[Dataset records]

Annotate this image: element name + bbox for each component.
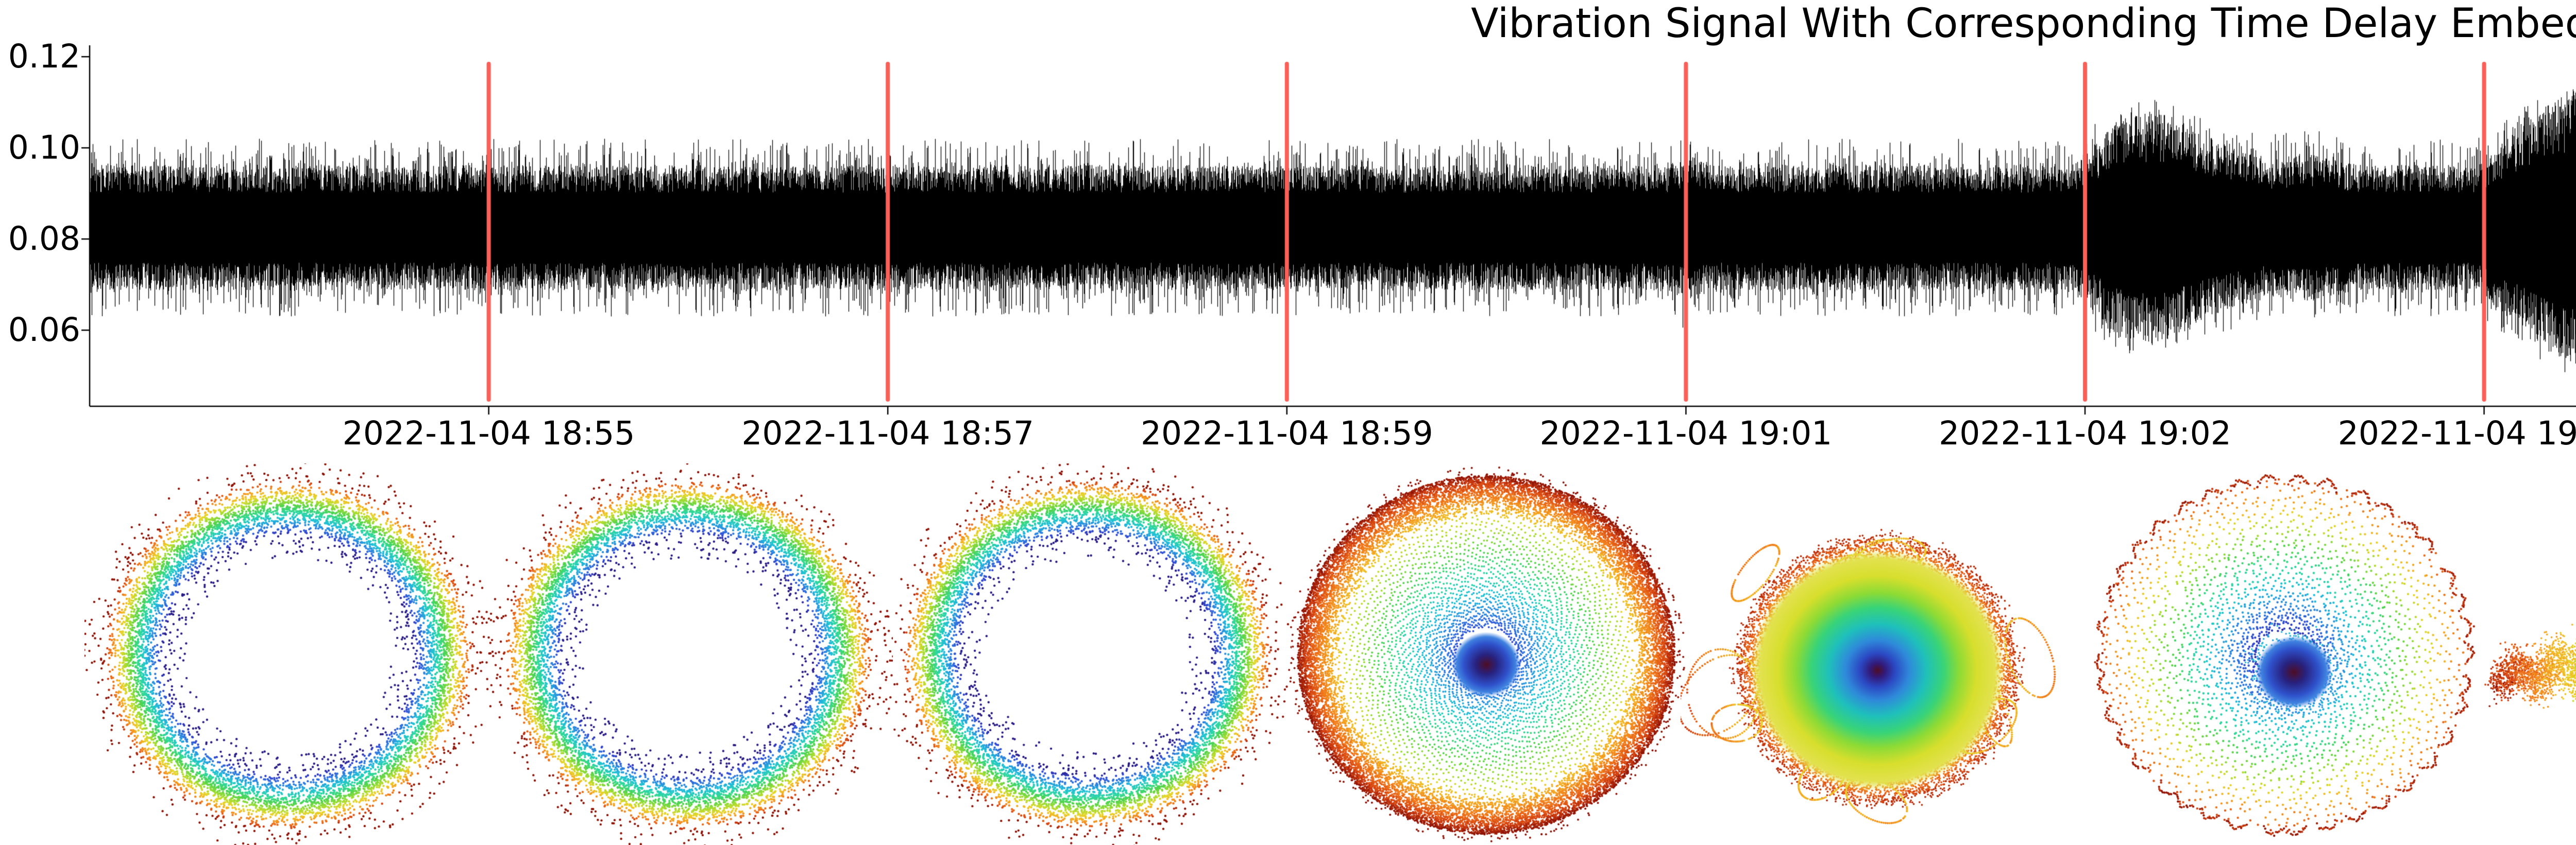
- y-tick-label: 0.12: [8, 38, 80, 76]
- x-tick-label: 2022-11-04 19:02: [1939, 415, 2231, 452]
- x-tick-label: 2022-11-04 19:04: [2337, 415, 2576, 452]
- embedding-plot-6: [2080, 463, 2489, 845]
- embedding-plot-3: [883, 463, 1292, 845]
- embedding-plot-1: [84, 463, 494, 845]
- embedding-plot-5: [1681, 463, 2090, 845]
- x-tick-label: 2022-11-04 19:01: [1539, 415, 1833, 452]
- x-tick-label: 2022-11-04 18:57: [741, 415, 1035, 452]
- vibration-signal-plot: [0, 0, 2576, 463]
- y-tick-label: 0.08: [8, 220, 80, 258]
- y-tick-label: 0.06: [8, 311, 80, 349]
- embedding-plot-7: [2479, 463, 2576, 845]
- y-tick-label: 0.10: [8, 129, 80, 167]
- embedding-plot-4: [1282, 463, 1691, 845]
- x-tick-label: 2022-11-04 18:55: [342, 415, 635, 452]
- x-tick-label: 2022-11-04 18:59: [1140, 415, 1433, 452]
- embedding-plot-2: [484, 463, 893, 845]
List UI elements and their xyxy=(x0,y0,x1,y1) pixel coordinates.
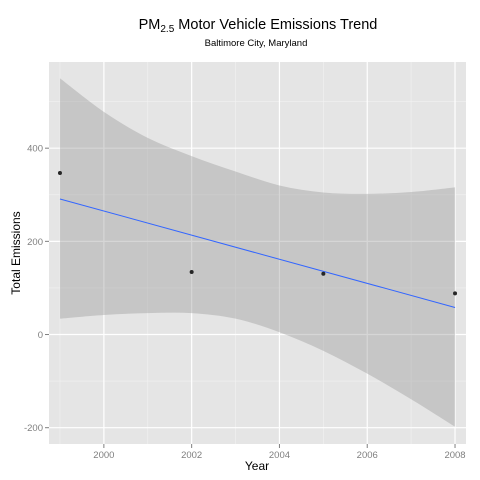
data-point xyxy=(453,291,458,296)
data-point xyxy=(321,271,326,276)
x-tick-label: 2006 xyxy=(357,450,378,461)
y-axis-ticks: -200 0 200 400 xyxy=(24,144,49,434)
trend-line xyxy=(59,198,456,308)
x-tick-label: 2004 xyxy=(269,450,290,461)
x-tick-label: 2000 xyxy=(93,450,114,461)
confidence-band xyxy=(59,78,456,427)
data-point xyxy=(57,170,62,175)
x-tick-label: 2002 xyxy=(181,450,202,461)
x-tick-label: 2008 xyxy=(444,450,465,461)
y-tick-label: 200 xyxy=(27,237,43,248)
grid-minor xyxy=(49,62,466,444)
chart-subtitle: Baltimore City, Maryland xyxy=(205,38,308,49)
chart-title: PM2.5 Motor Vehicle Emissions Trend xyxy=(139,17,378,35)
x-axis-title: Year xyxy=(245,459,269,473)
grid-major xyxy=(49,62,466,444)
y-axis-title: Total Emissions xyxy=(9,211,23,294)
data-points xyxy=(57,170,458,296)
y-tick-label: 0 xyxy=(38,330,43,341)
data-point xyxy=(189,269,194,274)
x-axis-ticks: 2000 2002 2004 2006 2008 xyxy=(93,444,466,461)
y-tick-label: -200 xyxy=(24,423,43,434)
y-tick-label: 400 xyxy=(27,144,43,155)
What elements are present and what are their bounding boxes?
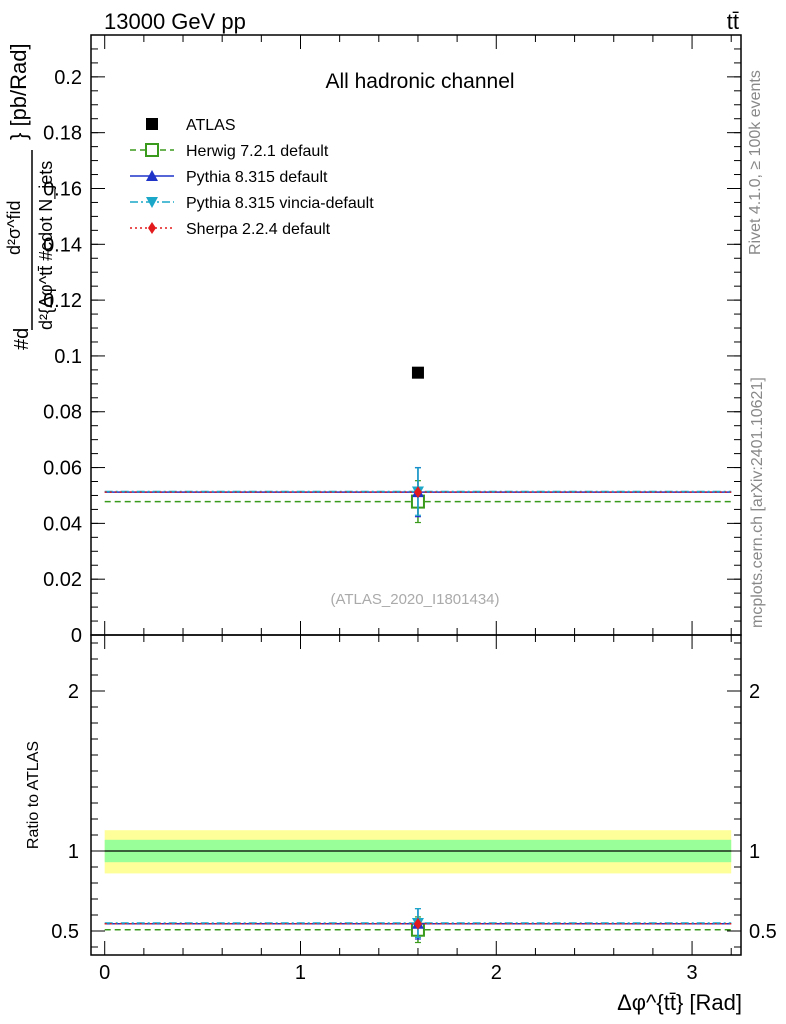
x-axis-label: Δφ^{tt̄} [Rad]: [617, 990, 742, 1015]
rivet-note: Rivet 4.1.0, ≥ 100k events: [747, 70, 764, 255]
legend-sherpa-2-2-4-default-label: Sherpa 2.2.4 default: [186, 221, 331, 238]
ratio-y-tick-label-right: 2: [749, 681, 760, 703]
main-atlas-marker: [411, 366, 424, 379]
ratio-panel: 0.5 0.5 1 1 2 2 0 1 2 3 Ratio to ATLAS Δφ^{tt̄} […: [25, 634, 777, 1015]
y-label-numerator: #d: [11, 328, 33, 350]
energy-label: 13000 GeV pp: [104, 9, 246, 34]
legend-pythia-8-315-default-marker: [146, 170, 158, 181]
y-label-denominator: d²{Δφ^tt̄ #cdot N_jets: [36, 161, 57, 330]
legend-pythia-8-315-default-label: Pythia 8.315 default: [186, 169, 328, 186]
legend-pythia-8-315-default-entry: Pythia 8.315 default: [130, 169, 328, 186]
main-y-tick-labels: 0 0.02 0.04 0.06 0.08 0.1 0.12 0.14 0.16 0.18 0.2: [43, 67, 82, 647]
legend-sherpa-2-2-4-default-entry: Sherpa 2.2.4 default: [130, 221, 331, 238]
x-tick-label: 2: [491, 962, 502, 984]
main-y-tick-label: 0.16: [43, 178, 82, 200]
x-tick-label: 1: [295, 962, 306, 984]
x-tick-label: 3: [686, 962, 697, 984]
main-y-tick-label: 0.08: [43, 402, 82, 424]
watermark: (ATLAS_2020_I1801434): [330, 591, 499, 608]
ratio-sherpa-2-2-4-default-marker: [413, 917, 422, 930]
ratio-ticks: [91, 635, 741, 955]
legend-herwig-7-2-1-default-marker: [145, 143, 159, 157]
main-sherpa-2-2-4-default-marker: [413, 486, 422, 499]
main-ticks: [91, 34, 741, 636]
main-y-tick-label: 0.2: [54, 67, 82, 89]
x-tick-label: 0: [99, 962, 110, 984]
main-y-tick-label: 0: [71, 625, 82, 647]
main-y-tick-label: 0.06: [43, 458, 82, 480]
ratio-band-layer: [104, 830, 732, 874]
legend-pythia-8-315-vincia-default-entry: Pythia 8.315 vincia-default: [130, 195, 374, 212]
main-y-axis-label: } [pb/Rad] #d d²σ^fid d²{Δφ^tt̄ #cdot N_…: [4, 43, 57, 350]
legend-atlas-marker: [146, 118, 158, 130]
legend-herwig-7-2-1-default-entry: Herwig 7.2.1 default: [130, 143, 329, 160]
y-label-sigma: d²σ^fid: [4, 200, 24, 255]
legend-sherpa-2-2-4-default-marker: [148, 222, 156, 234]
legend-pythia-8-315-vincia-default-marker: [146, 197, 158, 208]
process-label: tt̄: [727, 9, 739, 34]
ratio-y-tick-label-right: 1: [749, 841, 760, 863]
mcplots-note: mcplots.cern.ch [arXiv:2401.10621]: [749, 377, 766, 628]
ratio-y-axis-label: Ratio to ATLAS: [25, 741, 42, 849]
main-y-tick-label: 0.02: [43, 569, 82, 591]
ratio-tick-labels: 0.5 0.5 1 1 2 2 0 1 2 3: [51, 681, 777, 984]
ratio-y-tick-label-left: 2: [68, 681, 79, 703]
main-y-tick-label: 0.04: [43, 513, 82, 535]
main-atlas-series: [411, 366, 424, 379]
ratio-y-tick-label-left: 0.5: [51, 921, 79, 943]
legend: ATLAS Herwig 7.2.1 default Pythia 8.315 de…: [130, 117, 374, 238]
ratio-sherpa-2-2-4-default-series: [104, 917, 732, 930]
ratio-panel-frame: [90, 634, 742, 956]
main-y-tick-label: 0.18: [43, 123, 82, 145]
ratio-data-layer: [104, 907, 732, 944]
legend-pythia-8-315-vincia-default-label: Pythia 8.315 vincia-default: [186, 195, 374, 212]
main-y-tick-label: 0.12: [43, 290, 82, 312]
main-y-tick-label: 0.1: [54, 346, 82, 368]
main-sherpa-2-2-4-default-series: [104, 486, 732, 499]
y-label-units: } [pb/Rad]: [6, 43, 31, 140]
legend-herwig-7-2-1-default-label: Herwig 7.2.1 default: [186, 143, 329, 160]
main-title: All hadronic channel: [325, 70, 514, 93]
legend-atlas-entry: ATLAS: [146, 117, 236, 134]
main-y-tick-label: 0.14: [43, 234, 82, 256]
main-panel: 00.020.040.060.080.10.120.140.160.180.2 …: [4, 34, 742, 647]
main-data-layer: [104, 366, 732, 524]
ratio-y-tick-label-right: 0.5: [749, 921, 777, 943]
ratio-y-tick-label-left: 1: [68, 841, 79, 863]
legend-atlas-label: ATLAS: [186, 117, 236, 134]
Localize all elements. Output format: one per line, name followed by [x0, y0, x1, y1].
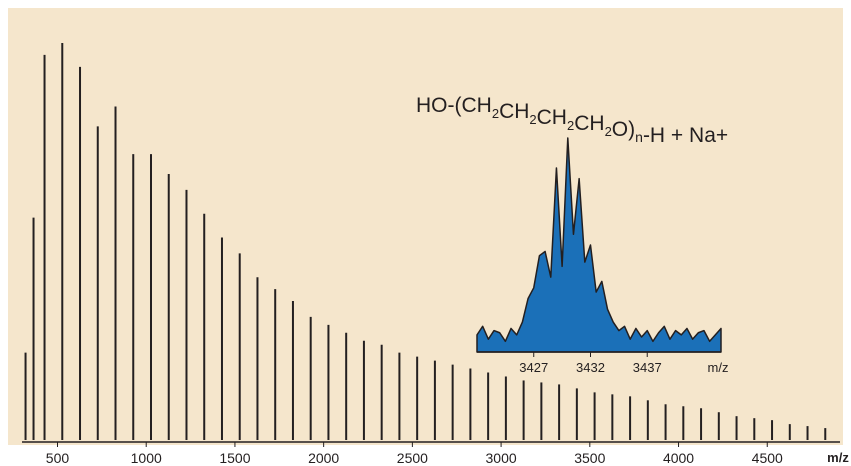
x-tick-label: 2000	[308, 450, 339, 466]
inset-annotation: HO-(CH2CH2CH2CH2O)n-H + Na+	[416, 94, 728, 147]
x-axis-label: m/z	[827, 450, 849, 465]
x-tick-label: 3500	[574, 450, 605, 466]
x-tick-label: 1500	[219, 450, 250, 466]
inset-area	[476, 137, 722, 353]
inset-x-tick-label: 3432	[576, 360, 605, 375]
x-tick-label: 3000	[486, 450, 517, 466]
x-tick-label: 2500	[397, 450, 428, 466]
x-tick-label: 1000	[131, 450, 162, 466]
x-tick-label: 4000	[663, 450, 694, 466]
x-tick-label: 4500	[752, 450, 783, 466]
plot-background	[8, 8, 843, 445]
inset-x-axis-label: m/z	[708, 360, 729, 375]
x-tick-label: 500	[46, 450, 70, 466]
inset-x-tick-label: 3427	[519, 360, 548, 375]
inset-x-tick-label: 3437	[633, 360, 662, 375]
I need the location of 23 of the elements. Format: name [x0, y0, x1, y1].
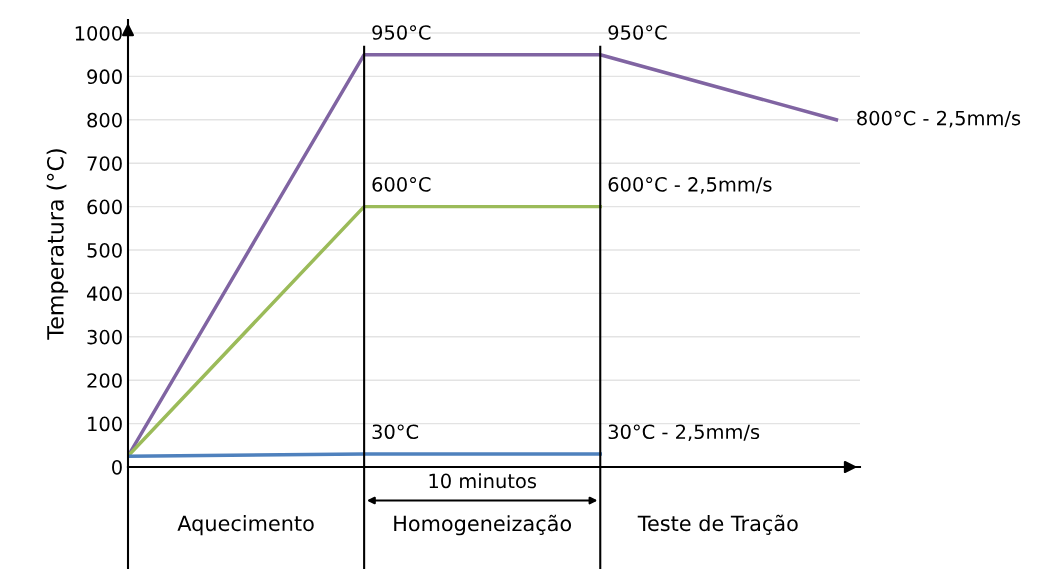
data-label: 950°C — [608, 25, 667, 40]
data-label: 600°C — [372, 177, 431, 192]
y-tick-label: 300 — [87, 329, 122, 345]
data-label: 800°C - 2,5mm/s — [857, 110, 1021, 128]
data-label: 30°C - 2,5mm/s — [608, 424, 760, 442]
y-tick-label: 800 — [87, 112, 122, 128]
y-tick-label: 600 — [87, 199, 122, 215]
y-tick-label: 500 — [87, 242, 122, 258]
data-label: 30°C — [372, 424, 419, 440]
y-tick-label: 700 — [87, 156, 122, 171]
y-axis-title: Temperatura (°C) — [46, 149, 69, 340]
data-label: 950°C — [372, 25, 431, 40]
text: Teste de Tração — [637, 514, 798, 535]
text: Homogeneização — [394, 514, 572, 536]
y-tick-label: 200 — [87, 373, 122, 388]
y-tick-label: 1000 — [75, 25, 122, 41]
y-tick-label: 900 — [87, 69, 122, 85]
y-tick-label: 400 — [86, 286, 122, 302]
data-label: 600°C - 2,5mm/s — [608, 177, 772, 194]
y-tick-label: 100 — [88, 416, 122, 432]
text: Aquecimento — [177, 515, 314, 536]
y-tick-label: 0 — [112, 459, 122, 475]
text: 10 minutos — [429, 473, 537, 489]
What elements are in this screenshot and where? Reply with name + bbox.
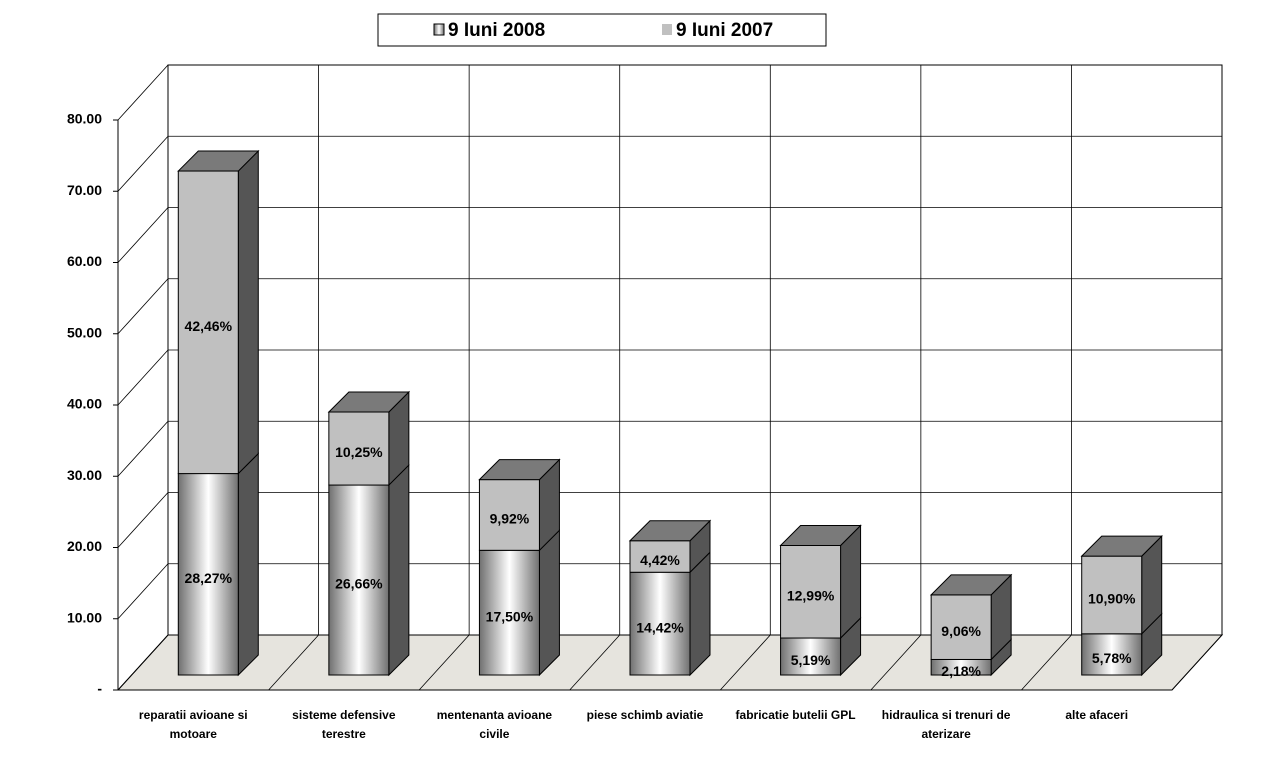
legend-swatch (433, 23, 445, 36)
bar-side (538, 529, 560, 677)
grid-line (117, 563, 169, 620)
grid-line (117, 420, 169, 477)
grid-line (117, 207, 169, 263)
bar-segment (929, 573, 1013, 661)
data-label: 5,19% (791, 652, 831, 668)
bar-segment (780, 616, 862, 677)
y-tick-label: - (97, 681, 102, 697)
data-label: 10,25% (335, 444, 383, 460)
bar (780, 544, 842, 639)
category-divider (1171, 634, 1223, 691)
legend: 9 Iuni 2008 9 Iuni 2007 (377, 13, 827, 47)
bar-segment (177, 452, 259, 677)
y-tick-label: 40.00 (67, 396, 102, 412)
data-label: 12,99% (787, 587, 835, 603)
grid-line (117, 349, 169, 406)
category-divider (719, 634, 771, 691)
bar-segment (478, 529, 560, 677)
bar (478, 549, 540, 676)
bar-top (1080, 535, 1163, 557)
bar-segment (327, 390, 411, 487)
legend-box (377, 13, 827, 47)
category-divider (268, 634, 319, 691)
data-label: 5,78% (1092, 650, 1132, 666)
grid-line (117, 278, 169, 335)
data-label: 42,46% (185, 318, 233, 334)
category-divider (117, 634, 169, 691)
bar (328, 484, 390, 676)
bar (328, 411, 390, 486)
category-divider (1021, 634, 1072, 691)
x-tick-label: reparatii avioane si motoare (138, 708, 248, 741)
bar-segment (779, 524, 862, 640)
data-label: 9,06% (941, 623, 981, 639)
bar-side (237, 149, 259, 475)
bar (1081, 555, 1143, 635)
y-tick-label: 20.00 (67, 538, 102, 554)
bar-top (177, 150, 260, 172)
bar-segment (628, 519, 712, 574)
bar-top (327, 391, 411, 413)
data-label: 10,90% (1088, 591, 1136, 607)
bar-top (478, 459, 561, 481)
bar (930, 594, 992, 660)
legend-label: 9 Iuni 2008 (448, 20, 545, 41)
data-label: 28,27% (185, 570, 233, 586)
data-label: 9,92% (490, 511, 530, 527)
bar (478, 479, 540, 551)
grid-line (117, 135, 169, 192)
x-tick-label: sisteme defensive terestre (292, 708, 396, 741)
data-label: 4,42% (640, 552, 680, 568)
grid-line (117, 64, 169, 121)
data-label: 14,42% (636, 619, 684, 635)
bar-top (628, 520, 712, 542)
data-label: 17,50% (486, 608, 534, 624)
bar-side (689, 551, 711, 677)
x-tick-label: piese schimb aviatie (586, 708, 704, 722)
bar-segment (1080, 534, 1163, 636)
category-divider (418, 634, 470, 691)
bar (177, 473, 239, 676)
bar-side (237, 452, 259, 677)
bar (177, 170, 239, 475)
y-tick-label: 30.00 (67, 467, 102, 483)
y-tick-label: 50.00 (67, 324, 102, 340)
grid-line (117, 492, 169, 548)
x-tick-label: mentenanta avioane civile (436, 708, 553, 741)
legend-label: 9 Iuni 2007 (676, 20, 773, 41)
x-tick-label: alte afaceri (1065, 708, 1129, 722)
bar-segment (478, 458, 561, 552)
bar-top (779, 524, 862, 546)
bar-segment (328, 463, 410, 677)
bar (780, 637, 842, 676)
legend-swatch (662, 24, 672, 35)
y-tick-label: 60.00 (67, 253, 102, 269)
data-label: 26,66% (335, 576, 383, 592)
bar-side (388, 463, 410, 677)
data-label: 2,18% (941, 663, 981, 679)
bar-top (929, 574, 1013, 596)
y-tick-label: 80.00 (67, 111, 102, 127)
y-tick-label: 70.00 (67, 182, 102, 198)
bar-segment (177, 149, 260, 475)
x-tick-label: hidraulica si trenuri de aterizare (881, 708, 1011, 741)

Challenge
Please copy out everything from the line containing "data-point xyxy=(453,291,458,296)" down to the line containing "x-tick-label: 2000 xyxy=(93,450,114,461)" in the material, replacing "x-tick-label" with "year-label" and changing nothing else.

Result below
data-point xyxy=(453,291,458,296)
data-point xyxy=(321,271,326,276)
year-label: 2006 xyxy=(357,450,378,461)
y-axis-ticks: -200 0 200 400 xyxy=(24,144,49,434)
trend-line xyxy=(59,198,456,308)
year-label: 2004 xyxy=(269,450,290,461)
year-label: 2000 xyxy=(93,450,114,461)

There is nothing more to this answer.